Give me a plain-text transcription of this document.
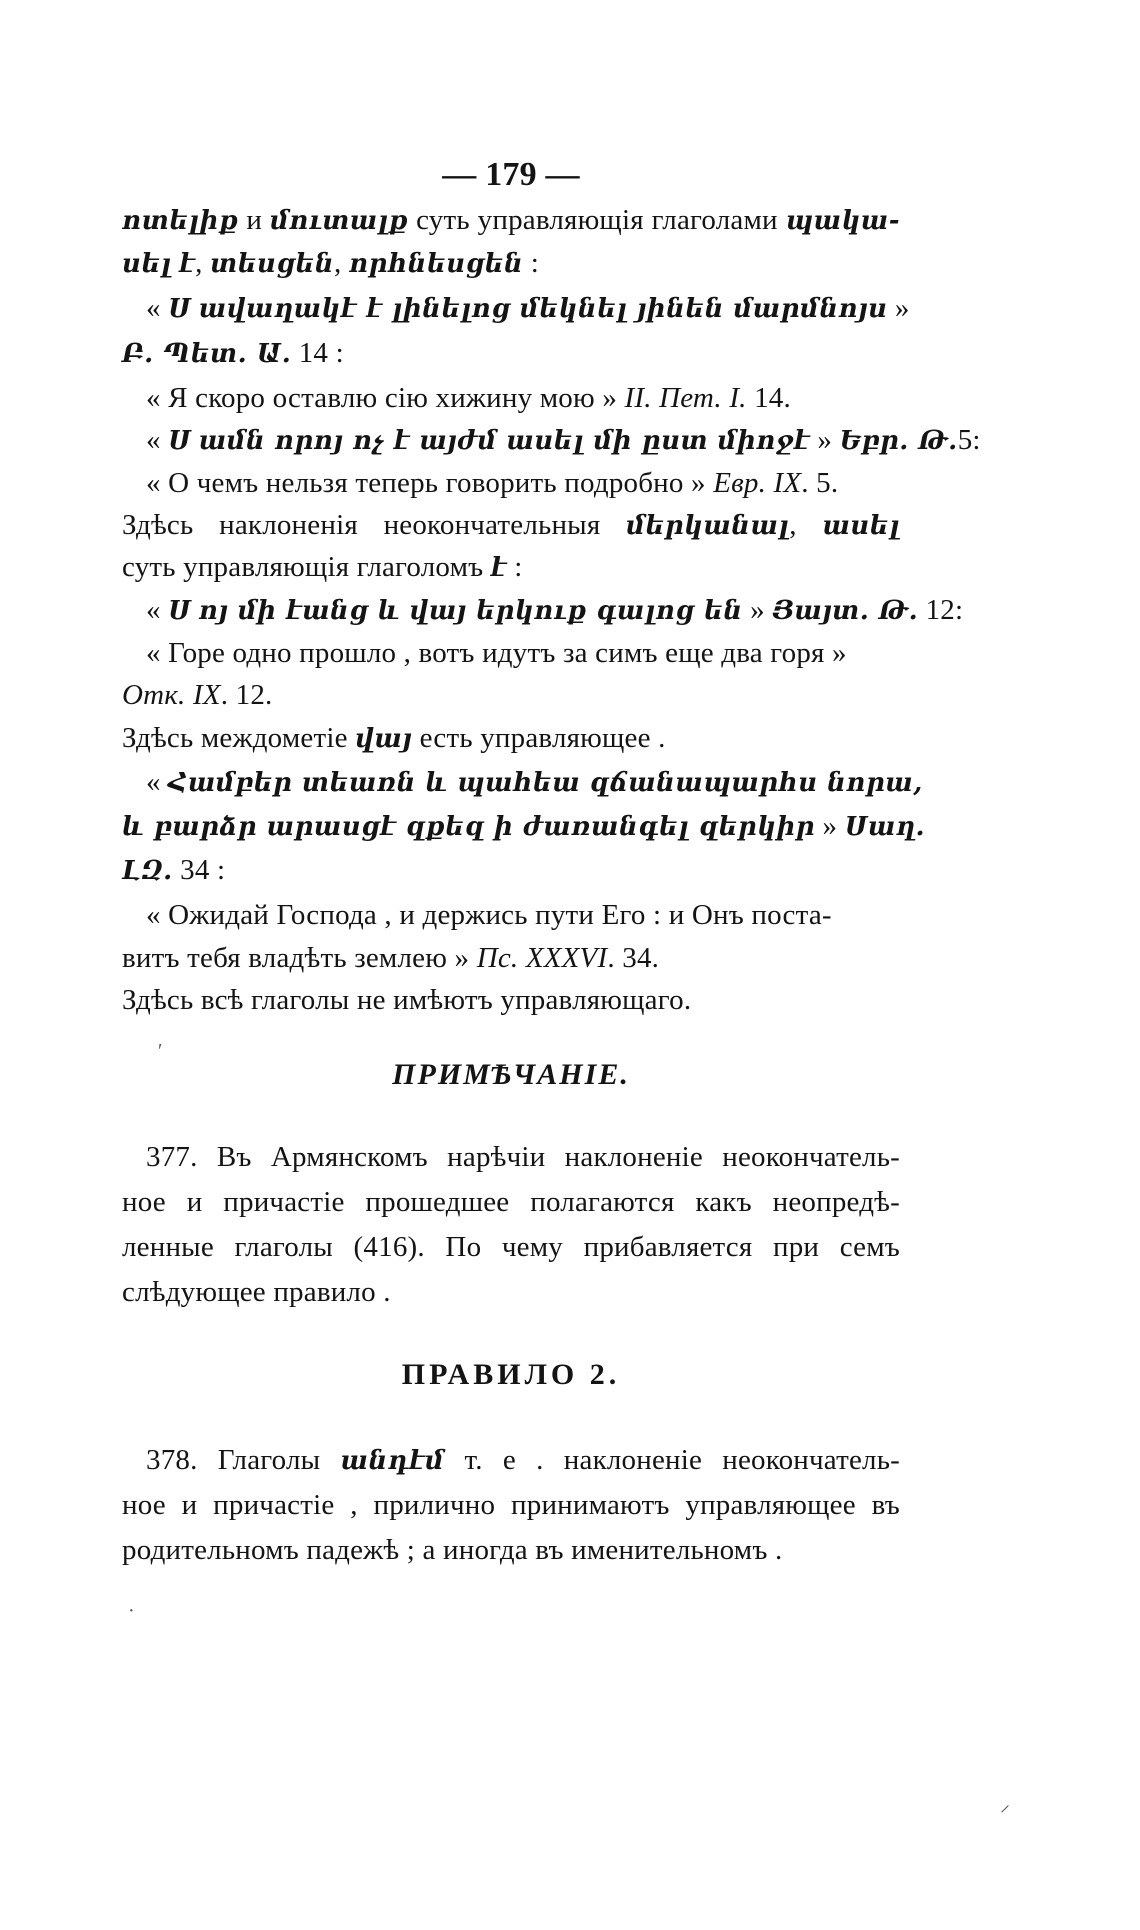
— 179 —
ոտելիք и մուտալք суть управляющія глаголами պակա-
սել է, տեսցեն, որհնեսցեն :
« Ս ավաղակէ է լինելոց մեկնել յինեն մարմնոյս »
Բ. Պետ. Ա. 14 :
« Я скоро оставлю сію хижину мою » II. Пет. I. 14.
« Ս ամն որոյ ոչ է այժմ ասել մի ըստ միոջէ » Եբր. Թ.5:
« О чемъ нельзя теперь говорить подробно » Евр. IX. 5.
Здѣсь наклоненія неокончательныя մերկանալ, ասել
суть управляющія глаголомъ է :
« Ս ոյ մի էանց և վայ երկուք գալոց են » Յայտ. Թ. 12:
« Горе одно прошло , вотъ идутъ за симъ еще два горя »
Отк. IX. 12.
Здѣсь междометіе վայ есть управляющее .
« Համբեր տեառն և պահեա զճանապարհս նորա,
և բարձր արասցէ զքեզ ի ժառանգել զերկիր » Սաղ.
ԼԶ. 34 :
« Ожидай Господа , и держись пути Его : и Онъ поста-
витъ тебя владѣть землею » Пс. XXXVI. 34.
Здѣсь всѣ глаголы не имѣютъ управляющаго.
ПРИМѢЧАНІЕ.
377. Въ Армянскомъ нарѣчіи наклоненіе неокончатель-
ное и причастіе прошедшее полагаются какъ неопредѣ-
ленные глаголы (416). По чему прибавляется при семъ
слѣдующее правило .
ПРАВИЛО 2.
378. Глаголы անդէմ т. е . наклоненіе неокончатель-
ное и причастіе , прилично принимаютъ управляющее въ
родительномъ падежѣ ; а иногда въ именительномъ .
′
·
⸝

■ ■ ■ ■

DO THIS: Pictures stay out of the copy; please restate every record above exactly.

OUTPUT BELOW:
Give me a plain-text transcription of this document.
— 179 —
ոտելիք и մուտալք суть управляющія глаголами պակա-
սել է, տեսցեն, որհնեսցեն :
« Ս ավաղակէ է լինելոց մեկնել յինեն մարմնոյս »
Բ. Պետ. Ա. 14 :
« Я скоро оставлю сію хижину мою » II. Пет. I. 14.
« Ս ամն որոյ ոչ է այժմ ասել մի ըստ միոջէ » Եբր. Թ.5:
« О чемъ нельзя теперь говорить подробно » Евр. IX. 5.
Здѣсь наклоненія неокончательныя մերկանալ, ասել
суть управляющія глаголомъ է :
« Ս ոյ մի էանց և վայ երկուք գալոց են » Յայտ. Թ. 12:
« Горе одно прошло , вотъ идутъ за симъ еще два горя »
Отк. IX. 12.
Здѣсь междометіе վայ есть управляющее .
« Համբեր տեառն և պահեա զճանապարհս նորա,
և բարձր արասցէ զքեզ ի ժառանգել զերկիր » Սաղ.
ԼԶ. 34 :
« Ожидай Господа , и держись пути Его : и Онъ поста-
витъ тебя владѣть землею » Пс. XXXVI. 34.
Здѣсь всѣ глаголы не имѣютъ управляющаго.
ПРИМѢЧАНІЕ.
377. Въ Армянскомъ нарѣчіи наклоненіе неокончатель-
ное и причастіе прошедшее полагаются какъ неопредѣ-
ленные глаголы (416). По чему прибавляется при семъ
слѣдующее правило .
ПРАВИЛО 2.
378. Глаголы անդէմ т. е . наклоненіе неокончатель-
ное и причастіе , прилично принимаютъ управляющее въ
родительномъ падежѣ ; а иногда въ именительномъ .
′
·
⸝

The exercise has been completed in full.